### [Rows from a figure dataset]
######

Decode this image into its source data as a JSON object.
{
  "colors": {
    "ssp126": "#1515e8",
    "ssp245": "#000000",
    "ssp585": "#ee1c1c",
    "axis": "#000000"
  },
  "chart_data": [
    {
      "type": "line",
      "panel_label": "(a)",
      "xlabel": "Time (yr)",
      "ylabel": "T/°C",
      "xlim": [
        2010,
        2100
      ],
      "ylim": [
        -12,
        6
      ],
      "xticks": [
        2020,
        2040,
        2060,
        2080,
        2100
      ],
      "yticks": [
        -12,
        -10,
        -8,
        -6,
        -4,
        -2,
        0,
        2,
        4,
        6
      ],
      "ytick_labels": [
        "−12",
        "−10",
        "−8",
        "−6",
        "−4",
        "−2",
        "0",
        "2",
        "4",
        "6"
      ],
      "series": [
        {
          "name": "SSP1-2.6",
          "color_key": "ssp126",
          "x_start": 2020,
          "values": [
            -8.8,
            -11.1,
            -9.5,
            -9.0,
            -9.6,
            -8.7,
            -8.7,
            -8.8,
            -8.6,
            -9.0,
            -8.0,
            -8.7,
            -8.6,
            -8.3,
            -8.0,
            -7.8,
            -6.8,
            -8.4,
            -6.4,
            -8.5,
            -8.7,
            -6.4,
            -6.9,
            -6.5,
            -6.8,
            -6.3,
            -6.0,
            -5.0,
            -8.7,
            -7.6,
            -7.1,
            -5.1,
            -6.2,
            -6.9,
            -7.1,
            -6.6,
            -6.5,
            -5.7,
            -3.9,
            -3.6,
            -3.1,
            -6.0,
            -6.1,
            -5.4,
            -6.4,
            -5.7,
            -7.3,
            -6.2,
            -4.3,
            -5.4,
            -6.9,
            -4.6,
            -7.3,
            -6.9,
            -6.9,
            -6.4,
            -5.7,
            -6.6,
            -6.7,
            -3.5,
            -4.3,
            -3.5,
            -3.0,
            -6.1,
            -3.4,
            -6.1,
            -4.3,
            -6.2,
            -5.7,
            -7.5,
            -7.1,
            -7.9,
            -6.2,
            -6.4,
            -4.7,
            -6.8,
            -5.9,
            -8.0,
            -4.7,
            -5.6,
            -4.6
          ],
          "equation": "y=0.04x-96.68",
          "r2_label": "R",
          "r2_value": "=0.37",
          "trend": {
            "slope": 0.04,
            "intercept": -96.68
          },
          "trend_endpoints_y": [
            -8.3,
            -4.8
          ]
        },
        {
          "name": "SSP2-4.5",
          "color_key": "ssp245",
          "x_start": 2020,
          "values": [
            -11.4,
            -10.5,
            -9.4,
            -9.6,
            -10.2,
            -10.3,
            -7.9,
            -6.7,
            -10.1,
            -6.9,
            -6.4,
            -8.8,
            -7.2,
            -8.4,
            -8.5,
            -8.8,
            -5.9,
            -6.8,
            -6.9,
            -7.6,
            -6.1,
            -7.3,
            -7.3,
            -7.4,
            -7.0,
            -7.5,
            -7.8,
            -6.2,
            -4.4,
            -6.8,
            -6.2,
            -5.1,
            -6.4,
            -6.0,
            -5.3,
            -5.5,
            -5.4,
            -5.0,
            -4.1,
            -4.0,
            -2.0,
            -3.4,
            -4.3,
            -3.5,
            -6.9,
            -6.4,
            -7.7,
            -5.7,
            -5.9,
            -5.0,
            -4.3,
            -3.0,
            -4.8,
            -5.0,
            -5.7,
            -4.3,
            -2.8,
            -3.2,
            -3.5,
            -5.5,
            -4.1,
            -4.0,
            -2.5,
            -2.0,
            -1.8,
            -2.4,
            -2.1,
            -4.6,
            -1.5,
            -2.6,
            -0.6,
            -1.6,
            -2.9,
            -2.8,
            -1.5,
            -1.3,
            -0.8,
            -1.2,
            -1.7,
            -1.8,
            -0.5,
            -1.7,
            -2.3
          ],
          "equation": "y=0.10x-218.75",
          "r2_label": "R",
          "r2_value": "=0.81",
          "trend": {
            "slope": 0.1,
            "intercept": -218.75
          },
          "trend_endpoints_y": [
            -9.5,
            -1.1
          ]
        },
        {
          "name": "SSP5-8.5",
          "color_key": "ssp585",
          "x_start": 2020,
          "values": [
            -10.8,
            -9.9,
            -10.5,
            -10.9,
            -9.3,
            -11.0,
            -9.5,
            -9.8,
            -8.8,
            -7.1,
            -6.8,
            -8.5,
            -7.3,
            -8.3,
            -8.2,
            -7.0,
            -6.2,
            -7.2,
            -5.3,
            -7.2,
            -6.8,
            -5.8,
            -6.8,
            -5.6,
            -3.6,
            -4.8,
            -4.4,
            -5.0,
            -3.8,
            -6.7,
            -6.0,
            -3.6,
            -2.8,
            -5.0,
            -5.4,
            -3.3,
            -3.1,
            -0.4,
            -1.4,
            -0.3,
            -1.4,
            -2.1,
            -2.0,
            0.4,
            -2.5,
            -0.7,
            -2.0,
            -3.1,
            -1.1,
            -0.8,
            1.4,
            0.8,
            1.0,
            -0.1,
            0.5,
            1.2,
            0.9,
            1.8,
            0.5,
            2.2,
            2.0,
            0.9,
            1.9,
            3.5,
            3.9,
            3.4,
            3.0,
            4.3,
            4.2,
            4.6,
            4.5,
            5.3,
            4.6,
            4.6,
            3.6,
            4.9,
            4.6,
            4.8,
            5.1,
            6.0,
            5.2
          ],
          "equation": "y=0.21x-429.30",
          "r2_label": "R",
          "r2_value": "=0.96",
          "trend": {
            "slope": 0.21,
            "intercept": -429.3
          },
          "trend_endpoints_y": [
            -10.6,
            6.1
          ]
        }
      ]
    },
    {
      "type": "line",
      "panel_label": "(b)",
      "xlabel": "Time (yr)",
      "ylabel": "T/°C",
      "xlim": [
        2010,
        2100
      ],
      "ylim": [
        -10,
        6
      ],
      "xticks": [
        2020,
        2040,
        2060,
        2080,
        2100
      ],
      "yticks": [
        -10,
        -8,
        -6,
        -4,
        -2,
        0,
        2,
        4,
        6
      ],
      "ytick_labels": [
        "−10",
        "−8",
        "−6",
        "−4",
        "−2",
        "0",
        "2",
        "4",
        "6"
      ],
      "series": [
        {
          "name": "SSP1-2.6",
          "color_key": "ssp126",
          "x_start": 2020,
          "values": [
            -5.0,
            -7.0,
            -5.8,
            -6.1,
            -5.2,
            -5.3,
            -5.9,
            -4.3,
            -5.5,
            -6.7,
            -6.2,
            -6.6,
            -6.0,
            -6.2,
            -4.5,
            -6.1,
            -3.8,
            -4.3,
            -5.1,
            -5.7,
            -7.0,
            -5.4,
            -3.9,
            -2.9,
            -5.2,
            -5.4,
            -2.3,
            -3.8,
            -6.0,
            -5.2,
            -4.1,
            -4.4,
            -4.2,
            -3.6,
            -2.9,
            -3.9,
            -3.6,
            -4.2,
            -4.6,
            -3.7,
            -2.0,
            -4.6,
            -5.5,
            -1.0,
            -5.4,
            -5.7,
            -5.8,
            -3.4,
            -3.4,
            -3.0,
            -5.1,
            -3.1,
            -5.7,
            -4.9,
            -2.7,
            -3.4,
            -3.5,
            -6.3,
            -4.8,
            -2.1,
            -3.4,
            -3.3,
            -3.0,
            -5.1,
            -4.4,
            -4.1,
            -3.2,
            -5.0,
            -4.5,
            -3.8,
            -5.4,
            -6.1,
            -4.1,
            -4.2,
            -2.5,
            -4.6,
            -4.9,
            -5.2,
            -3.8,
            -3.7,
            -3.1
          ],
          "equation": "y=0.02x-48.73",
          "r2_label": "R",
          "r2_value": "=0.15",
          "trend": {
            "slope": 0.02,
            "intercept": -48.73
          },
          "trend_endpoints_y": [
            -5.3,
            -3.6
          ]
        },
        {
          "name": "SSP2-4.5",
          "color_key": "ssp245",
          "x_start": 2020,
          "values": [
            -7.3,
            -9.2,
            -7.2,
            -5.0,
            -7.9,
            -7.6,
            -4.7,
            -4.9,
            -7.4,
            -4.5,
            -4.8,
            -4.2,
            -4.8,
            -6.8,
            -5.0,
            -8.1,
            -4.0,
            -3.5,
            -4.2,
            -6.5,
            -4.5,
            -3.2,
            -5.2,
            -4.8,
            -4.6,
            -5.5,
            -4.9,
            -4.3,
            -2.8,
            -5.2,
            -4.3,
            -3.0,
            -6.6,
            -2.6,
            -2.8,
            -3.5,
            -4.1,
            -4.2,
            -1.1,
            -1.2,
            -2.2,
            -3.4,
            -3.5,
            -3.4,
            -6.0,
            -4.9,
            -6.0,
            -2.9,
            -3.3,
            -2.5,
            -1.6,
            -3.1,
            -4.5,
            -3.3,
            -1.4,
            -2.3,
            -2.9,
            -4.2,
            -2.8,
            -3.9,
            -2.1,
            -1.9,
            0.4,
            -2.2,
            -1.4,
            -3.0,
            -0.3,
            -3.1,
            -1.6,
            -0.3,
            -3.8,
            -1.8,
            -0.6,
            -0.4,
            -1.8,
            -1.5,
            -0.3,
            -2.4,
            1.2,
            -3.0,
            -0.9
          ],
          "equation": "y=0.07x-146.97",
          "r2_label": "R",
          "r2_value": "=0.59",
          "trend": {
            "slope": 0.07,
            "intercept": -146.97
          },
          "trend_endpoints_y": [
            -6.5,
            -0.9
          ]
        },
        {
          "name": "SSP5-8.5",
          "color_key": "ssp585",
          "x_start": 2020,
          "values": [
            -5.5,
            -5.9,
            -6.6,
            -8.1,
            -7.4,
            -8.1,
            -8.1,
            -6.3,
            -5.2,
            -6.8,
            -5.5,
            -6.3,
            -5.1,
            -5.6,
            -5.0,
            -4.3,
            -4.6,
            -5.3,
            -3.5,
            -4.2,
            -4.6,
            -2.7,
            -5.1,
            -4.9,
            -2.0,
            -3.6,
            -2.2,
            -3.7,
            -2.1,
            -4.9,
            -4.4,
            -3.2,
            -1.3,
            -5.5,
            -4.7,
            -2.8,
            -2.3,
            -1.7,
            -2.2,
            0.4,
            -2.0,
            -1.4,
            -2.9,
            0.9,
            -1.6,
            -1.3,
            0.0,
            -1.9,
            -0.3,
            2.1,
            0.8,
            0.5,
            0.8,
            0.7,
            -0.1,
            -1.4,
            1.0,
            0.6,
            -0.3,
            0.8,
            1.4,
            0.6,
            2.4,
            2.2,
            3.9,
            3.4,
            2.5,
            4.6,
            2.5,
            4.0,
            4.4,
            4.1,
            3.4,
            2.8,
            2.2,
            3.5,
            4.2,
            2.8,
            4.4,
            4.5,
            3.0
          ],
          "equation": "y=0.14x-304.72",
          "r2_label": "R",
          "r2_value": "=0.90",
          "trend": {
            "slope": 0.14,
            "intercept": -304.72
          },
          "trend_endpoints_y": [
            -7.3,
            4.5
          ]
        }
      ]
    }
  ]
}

######

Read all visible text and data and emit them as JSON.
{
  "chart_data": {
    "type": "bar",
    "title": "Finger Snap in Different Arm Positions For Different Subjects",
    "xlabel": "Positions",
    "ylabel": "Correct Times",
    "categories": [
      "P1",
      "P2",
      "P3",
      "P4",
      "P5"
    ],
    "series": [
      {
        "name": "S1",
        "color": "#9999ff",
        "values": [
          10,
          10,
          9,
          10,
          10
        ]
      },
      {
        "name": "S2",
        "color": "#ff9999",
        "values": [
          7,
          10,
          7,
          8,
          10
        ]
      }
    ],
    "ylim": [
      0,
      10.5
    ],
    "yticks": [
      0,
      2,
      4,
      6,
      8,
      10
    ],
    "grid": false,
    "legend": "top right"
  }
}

######

### [Set exercise]
Pick out and copy every line that contains the word "equation".

### [The output]
          "equation": "y=0.04x-96.68",
          "equation": "y=0.10x-218.75",
          "equation": "y=0.21x-429.30",
          "equation": "y=0.02x-48.73",
          "equation": "y=0.07x-146.97",
          "equation": "y=0.14x-304.72",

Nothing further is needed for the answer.